→ STATED PROBLEM
Please output everything from the start of the listing down to the line containing "639, 1129, 653]", both included, reproducing each line character for character.

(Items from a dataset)
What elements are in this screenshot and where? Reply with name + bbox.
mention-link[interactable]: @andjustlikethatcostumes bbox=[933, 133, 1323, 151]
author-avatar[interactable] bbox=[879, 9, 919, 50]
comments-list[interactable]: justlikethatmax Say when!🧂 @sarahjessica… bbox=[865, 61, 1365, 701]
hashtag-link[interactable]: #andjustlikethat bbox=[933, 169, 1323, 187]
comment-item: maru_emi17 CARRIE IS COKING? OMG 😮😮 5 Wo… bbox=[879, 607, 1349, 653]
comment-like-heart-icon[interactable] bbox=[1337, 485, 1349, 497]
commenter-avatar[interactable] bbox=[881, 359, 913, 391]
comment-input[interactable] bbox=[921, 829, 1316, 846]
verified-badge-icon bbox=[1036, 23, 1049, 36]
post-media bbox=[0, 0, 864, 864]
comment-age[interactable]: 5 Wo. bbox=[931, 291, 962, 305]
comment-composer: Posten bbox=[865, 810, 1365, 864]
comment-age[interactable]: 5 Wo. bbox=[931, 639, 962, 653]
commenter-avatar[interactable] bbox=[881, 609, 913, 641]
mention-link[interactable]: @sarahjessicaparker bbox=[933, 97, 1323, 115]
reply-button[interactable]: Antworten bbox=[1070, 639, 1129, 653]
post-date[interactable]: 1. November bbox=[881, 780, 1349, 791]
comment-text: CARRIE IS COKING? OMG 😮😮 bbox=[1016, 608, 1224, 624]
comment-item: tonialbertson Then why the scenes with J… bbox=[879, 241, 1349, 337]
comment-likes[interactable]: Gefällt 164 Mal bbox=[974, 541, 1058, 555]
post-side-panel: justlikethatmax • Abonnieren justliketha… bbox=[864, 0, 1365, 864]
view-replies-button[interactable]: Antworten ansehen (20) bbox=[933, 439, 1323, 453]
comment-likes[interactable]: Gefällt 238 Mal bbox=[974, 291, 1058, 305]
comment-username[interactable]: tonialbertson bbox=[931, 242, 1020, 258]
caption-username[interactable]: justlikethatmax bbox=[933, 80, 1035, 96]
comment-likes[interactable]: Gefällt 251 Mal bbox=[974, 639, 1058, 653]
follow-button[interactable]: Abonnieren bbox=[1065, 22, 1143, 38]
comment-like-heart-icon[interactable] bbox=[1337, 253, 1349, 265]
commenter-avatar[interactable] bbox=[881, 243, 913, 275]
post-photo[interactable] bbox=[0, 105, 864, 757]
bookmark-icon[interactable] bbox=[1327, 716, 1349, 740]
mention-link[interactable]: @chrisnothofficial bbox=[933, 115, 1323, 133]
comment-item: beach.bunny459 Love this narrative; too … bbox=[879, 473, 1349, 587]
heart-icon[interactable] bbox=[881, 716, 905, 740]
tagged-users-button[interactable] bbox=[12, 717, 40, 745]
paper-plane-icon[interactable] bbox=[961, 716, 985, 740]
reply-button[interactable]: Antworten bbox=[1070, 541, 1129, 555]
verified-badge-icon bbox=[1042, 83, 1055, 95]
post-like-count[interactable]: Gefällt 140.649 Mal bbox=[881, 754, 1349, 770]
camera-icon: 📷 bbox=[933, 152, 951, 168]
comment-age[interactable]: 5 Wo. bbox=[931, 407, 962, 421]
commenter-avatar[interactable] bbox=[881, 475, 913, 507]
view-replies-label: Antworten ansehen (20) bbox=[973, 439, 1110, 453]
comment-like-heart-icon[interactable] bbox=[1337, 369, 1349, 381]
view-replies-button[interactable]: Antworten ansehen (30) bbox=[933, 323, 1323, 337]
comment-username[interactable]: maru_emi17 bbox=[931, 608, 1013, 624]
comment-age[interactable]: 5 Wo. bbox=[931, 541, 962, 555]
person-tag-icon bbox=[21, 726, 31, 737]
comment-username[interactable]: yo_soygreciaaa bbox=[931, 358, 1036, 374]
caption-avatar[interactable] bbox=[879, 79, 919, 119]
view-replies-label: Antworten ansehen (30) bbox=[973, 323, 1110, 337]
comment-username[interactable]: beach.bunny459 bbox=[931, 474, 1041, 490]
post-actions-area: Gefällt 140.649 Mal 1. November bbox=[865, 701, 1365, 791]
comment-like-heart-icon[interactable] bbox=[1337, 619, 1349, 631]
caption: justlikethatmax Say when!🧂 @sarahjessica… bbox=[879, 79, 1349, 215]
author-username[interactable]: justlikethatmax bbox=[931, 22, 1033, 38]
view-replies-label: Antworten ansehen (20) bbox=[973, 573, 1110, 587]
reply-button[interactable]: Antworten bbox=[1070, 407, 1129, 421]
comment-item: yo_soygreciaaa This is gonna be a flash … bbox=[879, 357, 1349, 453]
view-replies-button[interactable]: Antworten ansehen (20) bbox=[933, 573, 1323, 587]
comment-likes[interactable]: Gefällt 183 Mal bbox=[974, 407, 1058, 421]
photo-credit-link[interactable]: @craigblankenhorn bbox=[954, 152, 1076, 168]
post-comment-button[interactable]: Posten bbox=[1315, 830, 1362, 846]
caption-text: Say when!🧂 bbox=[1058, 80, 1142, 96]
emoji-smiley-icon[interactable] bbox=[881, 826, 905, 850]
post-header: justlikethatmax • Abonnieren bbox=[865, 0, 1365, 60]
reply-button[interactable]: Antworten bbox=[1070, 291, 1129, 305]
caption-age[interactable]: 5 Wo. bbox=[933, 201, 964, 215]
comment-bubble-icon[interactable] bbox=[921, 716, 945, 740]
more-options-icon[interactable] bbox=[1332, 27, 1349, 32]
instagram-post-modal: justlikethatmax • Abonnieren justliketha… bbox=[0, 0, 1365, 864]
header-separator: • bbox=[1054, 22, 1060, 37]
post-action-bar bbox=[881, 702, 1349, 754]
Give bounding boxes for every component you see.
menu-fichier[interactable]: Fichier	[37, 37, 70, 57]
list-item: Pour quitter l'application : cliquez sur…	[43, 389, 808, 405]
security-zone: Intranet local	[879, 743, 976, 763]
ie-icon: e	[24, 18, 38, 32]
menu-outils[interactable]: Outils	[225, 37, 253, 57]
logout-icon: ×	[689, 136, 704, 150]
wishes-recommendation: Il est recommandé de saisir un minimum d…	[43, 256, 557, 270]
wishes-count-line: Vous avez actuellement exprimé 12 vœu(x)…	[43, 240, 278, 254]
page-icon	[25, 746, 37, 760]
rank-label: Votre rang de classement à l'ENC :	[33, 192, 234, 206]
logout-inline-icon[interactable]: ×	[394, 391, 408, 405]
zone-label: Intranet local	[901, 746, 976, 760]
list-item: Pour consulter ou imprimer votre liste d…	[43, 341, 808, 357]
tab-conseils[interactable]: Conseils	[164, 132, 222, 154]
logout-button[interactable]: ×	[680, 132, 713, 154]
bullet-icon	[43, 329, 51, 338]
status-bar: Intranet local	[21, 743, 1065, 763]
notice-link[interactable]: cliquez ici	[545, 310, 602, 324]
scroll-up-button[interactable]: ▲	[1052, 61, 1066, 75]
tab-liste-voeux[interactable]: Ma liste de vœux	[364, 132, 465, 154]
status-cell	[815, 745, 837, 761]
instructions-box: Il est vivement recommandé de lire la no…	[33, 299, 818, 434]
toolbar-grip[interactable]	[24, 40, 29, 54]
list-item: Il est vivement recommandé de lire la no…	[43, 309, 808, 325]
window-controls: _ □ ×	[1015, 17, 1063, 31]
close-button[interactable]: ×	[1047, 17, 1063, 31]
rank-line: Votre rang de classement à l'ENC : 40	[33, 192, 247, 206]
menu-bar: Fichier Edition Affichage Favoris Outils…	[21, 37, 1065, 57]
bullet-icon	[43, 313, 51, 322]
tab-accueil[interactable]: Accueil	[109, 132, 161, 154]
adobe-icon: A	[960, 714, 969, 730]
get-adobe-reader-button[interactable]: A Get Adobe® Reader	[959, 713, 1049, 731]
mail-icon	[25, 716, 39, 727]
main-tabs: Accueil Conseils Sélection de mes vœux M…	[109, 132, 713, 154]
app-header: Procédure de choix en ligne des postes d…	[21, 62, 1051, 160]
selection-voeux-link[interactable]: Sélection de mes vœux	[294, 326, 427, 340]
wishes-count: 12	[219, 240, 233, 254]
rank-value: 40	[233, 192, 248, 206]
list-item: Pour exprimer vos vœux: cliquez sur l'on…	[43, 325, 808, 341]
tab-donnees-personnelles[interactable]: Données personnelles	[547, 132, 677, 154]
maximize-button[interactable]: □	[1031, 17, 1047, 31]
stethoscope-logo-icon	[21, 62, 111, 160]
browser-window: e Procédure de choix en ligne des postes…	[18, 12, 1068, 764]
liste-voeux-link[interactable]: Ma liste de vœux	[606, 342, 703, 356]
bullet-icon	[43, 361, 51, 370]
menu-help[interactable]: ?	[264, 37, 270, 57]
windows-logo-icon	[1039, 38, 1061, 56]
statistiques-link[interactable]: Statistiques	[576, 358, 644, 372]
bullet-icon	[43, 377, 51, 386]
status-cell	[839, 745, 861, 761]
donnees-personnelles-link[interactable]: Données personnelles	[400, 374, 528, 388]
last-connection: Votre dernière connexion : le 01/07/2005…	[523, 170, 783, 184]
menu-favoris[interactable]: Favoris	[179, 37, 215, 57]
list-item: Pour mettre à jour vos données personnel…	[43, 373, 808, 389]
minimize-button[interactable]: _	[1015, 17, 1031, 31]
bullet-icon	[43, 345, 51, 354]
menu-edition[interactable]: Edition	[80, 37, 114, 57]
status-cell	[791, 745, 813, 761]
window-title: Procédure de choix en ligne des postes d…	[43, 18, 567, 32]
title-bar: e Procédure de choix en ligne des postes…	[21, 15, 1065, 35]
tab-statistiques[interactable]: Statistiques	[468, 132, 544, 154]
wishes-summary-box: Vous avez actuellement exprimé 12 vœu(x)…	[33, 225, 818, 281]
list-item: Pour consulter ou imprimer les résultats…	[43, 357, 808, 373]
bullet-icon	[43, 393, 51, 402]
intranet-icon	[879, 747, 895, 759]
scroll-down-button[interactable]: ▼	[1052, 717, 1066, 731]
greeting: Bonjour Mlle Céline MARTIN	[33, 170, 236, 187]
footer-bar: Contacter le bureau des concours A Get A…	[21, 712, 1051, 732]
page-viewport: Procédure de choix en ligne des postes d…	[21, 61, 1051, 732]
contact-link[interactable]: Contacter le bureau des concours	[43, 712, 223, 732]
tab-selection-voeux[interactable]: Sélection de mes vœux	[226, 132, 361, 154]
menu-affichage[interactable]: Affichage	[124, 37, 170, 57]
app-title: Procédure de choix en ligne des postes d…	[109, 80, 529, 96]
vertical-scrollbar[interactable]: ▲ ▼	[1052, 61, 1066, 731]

→ FINAL RESULT
What elements are in this screenshot and where? Reply with name + bbox.
mention-link[interactable]: @andjustlikethatcostumes bbox=[933, 133, 1323, 151]
author-avatar[interactable] bbox=[879, 9, 919, 50]
comments-list[interactable]: justlikethatmax Say when!🧂 @sarahjessica… bbox=[865, 61, 1365, 701]
hashtag-link[interactable]: #andjustlikethat bbox=[933, 169, 1323, 187]
comment-item: maru_emi17 CARRIE IS COKING? OMG 😮😮 5 Wo… bbox=[879, 607, 1349, 653]
comment-like-heart-icon[interactable] bbox=[1337, 485, 1349, 497]
commenter-avatar[interactable] bbox=[881, 359, 913, 391]
comment-input[interactable] bbox=[921, 829, 1316, 846]
verified-badge-icon bbox=[1036, 23, 1049, 36]
post-media bbox=[0, 0, 864, 864]
comment-age[interactable]: 5 Wo. bbox=[931, 291, 962, 305]
comment-composer: Posten bbox=[865, 810, 1365, 864]
comment-age[interactable]: 5 Wo. bbox=[931, 639, 962, 653]
commenter-avatar[interactable] bbox=[881, 609, 913, 641]
mention-link[interactable]: @sarahjessicaparker bbox=[933, 97, 1323, 115]
reply-button[interactable]: Antworten bbox=[1070, 639, 1129, 653]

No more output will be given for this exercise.